=== Seite ===

# inoffizieller Portage-Overlay

## NightDragon

Hallo zusammen!

Ich stelle immer wieder fest, dass es inoffizielle Ebuilds hier im Forum gibt, die der eine oder andere haben möchte.

Was haltet Ihr davon, wenn wir einen inoffiziellen Portage-Tree aufmachen, auf den wir einige ebuilds Lagern, eben Zeug das im offiziellen Tree nicht vorhanden ist.

Wie die btsco-treiber, oder eigene ebuilds...

Ich bin gerne bereit einen Tree einzurichten und via rsync-Daemon bereit zu stellen.

Oder gibt es sowas schon? (abgesehn von gentoo-de)

Die Nachteile bzw. gefahren sind mir bekannt... daher würde ich den Tree ja auch als inoffiziellen bezeichnen und nur als Overlay führen.

Was haltet ihr davon???

----------

## dertobi123

 *NightDragon wrote:*   

> Oder gibt es sowas schon? (abgesehn von gentoo-de)

 

Was spricht dagegen dies im gentoo.de Overlay zu machen, schliesslich gibt es das aus genau diesem Grund ...

----------

## NightDragon

Ich dachte das gentoo-de speziell deswegen gemacht wurde damit eben Software in "deutsch" bereitgestellt wird.

Wie das deutsche openoffice-Packet.

----------

## dertobi123

Noe, das Overlay ist nutzbar für alles was ihr/du an Ebuilds dort hineinstellen wollt.

----------

## NightDragon

*notier*

Und verfügbar ist es ab sofort?

Also ich geb ein beuild ab und es ist auch innerhalb von 24h drinnen?

----------

## dertobi123

 *NightDragon wrote:*   

> Und verfügbar ist es ab sofort?
> 
> Also ich geb ein beuild ab und es ist auch innerhalb von 24h drinnen?

 

Du committest es in das CVS Repository, binnen einer Stunde kann es per rsync bezogen werden.

----------

## smg

CVS ist SVN auch möglich?

----------

## dertobi123

Vorerst ist eine Migration von CVS zu SVN weder angedacht, noch erachte ich persönlich diese als sinnvoll, da SVN gewisse Nachteile (deutlich höherer Filesystem-Overhead) hat. Bei späteren Versionen von Subversion mag dies wieder anders aussehen.

----------

## ChrisM87

Hi,

ich bin eigentlich gegen einen Overlay und dafür, dass man das Problem dort anpackt, wo es entsteht, nämlich beim normalen großen Portage Tree. Dort sollte man vielleicht mal neue Ebuilds aufnehmen, allein im Bugzilla warten mindestens 100 Ebuilds (jetzt grob geschätzt), die super funktionieren, aber noch nicht mal als testing-Branch im Tree sind.

ChrisM

PS: Es gibt noch eine ganze Menge Overlays mehr als nur gentoo-de, bei gensync sind soweit ich weiß auch schon zwei oder drei Overlaykonfigurationen dabei.

=== Gegebene Datensätze ===
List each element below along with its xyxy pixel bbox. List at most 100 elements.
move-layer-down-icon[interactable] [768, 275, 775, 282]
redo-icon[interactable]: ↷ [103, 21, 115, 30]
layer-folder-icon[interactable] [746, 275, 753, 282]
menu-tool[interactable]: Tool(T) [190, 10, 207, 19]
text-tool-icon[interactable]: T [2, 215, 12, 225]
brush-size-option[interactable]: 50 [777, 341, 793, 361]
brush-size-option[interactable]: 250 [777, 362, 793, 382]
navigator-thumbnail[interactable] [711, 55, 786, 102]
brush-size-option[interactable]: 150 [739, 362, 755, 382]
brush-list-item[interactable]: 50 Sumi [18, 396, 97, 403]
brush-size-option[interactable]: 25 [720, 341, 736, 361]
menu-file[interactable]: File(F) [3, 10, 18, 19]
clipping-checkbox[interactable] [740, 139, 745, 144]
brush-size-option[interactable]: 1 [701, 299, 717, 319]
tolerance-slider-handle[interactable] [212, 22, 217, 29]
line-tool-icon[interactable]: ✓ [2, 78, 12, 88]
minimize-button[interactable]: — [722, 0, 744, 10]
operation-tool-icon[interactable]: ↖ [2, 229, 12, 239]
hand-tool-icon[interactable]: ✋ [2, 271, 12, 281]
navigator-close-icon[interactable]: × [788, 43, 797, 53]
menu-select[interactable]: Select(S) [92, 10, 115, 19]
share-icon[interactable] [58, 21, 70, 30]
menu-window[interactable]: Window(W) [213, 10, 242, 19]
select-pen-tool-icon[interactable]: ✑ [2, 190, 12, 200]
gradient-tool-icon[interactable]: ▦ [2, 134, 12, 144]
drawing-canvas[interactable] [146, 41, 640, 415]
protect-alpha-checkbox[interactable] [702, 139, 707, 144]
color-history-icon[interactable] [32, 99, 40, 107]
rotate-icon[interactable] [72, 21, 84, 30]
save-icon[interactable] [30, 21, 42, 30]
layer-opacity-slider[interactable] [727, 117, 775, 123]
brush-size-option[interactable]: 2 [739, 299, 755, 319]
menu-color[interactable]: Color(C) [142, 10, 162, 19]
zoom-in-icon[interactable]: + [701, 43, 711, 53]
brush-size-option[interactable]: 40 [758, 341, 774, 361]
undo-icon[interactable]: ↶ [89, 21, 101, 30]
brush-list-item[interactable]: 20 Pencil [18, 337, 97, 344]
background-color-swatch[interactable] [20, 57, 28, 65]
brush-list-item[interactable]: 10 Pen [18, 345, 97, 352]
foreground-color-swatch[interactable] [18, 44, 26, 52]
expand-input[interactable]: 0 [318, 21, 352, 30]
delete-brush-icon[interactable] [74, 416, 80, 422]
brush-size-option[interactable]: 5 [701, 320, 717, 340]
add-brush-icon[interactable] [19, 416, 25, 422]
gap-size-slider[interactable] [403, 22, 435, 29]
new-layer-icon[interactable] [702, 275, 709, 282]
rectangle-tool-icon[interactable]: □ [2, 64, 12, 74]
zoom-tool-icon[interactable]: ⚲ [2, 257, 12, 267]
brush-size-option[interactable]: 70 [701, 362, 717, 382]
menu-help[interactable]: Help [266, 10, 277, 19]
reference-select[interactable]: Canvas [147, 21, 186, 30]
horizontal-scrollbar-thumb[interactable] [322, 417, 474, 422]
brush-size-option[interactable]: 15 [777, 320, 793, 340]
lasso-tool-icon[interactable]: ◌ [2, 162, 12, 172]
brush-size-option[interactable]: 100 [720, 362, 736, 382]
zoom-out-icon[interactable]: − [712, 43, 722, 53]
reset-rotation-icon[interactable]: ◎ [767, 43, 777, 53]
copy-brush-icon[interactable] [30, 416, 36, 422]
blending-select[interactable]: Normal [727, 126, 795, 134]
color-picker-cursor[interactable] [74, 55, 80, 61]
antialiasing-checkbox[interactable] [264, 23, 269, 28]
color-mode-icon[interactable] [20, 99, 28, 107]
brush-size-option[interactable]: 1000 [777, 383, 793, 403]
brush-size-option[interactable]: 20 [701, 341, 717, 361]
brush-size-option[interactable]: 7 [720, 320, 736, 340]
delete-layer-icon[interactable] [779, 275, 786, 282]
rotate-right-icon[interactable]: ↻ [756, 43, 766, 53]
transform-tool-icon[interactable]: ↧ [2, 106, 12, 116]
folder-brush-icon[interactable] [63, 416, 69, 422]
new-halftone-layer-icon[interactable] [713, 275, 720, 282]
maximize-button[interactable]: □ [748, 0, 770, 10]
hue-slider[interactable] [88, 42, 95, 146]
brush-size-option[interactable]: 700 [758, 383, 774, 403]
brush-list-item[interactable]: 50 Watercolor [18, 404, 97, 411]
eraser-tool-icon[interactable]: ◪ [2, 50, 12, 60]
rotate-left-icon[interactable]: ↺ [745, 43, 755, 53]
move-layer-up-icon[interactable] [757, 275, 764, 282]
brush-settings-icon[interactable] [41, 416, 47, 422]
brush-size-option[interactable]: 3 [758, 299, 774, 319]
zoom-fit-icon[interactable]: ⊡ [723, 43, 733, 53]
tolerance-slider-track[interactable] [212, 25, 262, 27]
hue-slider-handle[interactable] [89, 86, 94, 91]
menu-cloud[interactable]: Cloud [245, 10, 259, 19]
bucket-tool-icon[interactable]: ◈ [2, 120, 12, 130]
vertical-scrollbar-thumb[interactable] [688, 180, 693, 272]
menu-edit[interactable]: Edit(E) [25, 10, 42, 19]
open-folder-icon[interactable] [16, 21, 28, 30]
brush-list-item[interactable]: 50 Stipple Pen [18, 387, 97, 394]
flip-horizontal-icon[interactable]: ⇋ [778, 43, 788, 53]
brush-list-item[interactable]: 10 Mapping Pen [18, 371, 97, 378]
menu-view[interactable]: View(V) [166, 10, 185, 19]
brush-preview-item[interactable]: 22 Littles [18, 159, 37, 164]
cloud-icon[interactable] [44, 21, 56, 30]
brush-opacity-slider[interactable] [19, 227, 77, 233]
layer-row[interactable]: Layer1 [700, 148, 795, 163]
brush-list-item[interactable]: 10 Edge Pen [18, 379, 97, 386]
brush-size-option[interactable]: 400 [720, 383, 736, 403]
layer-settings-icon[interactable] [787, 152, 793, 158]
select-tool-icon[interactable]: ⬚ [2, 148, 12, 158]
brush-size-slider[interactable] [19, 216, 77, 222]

=== Ziel ===
Führe den Forumsthread über einen inoffiziellen Portage-Overlay im Anschluss an seinen letzten Satz weiter. Die Datensätze stammen aus einer anderen Quelle als die Seite.

=== Ergebnis ===
----------

## pablo_supertux

Ich habe "weiß nicht" gewählt. Ich fände es aber schön, wenn es ein solches Overlay gäbe, aber ich muss ehrlich sagen, ich hab nur ein einzelnes ebuild in meinem Overlay, mehr brauche ich wirklich nicht. Bisher kam ich mit dem offiziellen Packeten ganz gut zurecht.

----------

## Tinitus

 *ChrisM87 wrote:*   

> Hi,
> 
> ich bin eigentlich gegen einen Overlay und dafür, dass man das Problem dort anpackt, wo es entsteht, nämlich beim normalen großen Portage Tree. Dort sollte man vielleicht mal neue Ebuilds aufnehmen, allein im Bugzilla warten mindestens 100 Ebuilds (jetzt grob geschätzt), die super funktionieren, aber noch nicht mal als testing-Branch im Tree sind.
> 
> ChrisM
> ...

 

Mh sorry..welche?

G. R.

----------

## Mr. Anderson

Halte ich nicht für richtig. Es ist ja nicht so, dass jemand den Einzug neuer ebuilds verhindert. Noch ein Overlay ergibt zu viel Zersplitterung. Das wäre nur für eine Hand voll Nutzer wirklich erreichbar - die Mehrheit bekäme davon gar nichts mit. Außerdem würde es für jeden einzelnen noch mehr Handarbeit bedeuten und noch mehr Dokumentationen und noch mehr Orte für Bug-Reports und noch mehr Redundanzen und noch mehr Konflikte usw.

----------

## ChrisM87

Hi,

 *Tinitus wrote:*   

>  *ChrisM87 wrote:*   Hi,
> 
> ich bin eigentlich gegen einen Overlay und dafür, dass man das Problem dort anpackt, wo es entsteht, nämlich beim normalen großen Portage Tree. Dort sollte man vielleicht mal neue Ebuilds aufnehmen, allein im Bugzilla warten mindestens 100 Ebuilds (jetzt grob geschätzt), die super funktionieren, aber noch nicht mal als testing-Branch im Tree sind.
> 
> ChrisM
> ...

 

z.B. "Break My Gentoo" oder "Liquid Gentoo" (oder so ähnlich, hab es nie benutzt, nur hier gelesen)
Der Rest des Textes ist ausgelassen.